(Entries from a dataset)

· · ·

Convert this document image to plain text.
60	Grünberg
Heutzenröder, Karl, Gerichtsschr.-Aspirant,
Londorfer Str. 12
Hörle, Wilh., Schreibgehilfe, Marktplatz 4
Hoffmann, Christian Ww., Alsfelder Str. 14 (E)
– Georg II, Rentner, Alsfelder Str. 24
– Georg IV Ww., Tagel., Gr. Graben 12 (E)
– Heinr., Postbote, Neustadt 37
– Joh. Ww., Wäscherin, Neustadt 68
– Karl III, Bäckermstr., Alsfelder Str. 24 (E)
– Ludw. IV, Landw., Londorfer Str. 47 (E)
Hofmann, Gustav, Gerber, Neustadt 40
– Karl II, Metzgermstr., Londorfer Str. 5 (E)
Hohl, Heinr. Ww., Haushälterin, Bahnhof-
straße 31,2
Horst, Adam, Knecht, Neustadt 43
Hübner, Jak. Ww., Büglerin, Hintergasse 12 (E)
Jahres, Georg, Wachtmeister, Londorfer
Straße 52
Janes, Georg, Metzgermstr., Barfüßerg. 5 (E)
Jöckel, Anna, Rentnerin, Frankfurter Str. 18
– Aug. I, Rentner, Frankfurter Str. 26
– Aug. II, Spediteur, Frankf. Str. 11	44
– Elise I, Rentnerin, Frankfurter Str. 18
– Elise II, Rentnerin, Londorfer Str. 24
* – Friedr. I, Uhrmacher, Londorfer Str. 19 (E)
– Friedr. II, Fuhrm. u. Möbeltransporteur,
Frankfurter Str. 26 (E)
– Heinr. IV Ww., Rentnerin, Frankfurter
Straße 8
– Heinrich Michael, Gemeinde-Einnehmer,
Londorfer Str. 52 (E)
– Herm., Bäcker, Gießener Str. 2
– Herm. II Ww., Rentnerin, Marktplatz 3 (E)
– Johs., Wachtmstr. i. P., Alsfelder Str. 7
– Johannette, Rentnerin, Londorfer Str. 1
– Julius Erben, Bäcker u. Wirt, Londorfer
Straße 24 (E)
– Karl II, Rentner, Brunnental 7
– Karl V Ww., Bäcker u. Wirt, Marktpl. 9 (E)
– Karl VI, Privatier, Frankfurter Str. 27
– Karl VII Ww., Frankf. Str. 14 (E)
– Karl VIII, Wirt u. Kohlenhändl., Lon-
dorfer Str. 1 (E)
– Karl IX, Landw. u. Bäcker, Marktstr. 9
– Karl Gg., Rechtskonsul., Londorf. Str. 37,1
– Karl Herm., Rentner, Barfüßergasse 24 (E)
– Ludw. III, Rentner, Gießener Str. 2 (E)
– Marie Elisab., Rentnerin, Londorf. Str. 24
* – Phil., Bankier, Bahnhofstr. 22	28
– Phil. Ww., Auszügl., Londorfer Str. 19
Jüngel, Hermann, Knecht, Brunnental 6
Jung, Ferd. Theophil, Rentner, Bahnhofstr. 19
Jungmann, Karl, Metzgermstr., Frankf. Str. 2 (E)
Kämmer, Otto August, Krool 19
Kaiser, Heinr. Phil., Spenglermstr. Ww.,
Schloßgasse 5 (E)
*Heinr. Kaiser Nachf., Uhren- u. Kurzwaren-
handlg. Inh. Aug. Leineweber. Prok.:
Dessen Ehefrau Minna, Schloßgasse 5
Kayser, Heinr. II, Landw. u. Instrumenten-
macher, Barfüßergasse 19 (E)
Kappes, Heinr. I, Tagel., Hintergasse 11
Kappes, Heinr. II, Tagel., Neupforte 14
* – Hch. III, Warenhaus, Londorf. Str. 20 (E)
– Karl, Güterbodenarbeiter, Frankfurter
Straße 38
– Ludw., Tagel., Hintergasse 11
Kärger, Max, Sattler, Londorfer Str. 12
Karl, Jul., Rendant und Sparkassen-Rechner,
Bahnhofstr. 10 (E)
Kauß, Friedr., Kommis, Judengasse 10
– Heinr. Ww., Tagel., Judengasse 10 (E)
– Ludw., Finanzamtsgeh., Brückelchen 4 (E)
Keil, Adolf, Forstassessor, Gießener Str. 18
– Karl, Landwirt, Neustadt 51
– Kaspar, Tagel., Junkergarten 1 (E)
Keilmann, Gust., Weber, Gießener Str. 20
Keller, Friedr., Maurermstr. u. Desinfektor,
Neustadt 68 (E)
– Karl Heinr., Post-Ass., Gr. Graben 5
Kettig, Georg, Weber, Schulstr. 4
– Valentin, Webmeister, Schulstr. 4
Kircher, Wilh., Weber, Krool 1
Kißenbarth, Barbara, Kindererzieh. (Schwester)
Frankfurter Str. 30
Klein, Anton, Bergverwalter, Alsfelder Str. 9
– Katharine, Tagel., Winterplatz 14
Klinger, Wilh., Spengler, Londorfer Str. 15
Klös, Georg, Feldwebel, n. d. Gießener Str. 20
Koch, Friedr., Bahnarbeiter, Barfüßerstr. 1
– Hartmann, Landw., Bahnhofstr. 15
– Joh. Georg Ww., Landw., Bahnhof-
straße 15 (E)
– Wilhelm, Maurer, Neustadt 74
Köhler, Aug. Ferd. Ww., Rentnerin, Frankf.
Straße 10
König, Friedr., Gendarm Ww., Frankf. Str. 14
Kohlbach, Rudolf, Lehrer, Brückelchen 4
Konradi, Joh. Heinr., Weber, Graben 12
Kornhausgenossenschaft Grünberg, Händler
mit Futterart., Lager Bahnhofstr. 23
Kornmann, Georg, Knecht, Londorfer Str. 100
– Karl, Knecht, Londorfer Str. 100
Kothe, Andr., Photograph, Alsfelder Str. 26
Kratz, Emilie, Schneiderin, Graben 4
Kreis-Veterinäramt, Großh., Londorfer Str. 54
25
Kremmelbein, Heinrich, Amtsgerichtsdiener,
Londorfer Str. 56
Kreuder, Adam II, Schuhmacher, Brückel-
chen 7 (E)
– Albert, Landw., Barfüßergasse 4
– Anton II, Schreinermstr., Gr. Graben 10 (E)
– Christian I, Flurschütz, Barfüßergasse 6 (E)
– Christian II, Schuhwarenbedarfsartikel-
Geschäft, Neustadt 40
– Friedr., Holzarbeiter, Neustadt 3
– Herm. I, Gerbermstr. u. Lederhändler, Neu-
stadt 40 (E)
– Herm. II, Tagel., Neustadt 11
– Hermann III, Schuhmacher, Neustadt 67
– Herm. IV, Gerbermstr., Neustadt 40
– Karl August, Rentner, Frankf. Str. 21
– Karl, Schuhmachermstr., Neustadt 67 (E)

· · ·

EXERCISE INSTRUCTIONS: Supply the count of lines in the entries that contain the word "Grünberg", and nothing besides.

ANSWER IN FULL: 2